## [BRIEF]
State how many lines of the entries below hold the word "มหาว"; reply with nothing but the number.

## [EXTRACTED MATERIAL]
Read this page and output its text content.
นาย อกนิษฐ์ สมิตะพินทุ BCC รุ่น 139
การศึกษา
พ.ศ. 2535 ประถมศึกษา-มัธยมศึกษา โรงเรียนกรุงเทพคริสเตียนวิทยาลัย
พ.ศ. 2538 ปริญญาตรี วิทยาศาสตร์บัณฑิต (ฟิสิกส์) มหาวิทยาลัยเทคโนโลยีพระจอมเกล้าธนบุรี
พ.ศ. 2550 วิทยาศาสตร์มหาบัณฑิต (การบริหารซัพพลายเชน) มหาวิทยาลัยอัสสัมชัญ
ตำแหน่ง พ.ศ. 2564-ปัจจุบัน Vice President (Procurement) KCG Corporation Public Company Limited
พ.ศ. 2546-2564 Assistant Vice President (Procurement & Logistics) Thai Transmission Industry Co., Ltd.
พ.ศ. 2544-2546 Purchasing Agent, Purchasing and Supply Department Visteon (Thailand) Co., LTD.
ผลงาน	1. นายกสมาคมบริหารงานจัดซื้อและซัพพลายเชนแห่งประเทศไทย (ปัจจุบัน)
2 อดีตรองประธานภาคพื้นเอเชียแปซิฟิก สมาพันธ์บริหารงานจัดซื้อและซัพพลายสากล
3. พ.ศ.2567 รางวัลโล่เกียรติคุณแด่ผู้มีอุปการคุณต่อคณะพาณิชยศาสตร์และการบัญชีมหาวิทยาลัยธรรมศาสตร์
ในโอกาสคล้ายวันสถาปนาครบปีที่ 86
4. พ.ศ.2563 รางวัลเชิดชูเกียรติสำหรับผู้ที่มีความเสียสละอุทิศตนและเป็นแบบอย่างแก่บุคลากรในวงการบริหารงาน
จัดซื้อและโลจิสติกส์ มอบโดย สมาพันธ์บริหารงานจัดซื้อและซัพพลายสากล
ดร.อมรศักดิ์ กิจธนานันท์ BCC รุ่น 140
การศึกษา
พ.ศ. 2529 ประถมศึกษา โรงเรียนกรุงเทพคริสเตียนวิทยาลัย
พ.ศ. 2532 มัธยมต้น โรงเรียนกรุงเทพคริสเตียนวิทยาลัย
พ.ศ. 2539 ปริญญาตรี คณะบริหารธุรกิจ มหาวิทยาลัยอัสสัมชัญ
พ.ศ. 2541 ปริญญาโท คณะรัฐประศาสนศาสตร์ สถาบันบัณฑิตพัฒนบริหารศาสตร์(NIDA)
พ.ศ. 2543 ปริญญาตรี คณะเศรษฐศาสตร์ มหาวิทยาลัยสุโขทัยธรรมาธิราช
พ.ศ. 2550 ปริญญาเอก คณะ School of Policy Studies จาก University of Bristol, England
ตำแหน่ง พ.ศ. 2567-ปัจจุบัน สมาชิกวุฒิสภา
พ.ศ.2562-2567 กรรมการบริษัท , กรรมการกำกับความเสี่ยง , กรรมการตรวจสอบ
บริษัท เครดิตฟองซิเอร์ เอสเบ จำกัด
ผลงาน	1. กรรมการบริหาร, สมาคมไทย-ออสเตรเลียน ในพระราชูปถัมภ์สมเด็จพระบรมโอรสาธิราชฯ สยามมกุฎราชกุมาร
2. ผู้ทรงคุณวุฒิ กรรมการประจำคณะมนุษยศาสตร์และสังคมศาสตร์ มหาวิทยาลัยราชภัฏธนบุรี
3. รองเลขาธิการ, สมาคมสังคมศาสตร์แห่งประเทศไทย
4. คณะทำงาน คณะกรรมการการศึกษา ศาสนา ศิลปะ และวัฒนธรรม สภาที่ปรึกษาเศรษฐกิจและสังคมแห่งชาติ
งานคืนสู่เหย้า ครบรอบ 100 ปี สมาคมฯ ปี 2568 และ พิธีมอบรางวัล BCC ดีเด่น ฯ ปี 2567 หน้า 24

## [SOLUTION FOR THIS PROBLEM]
6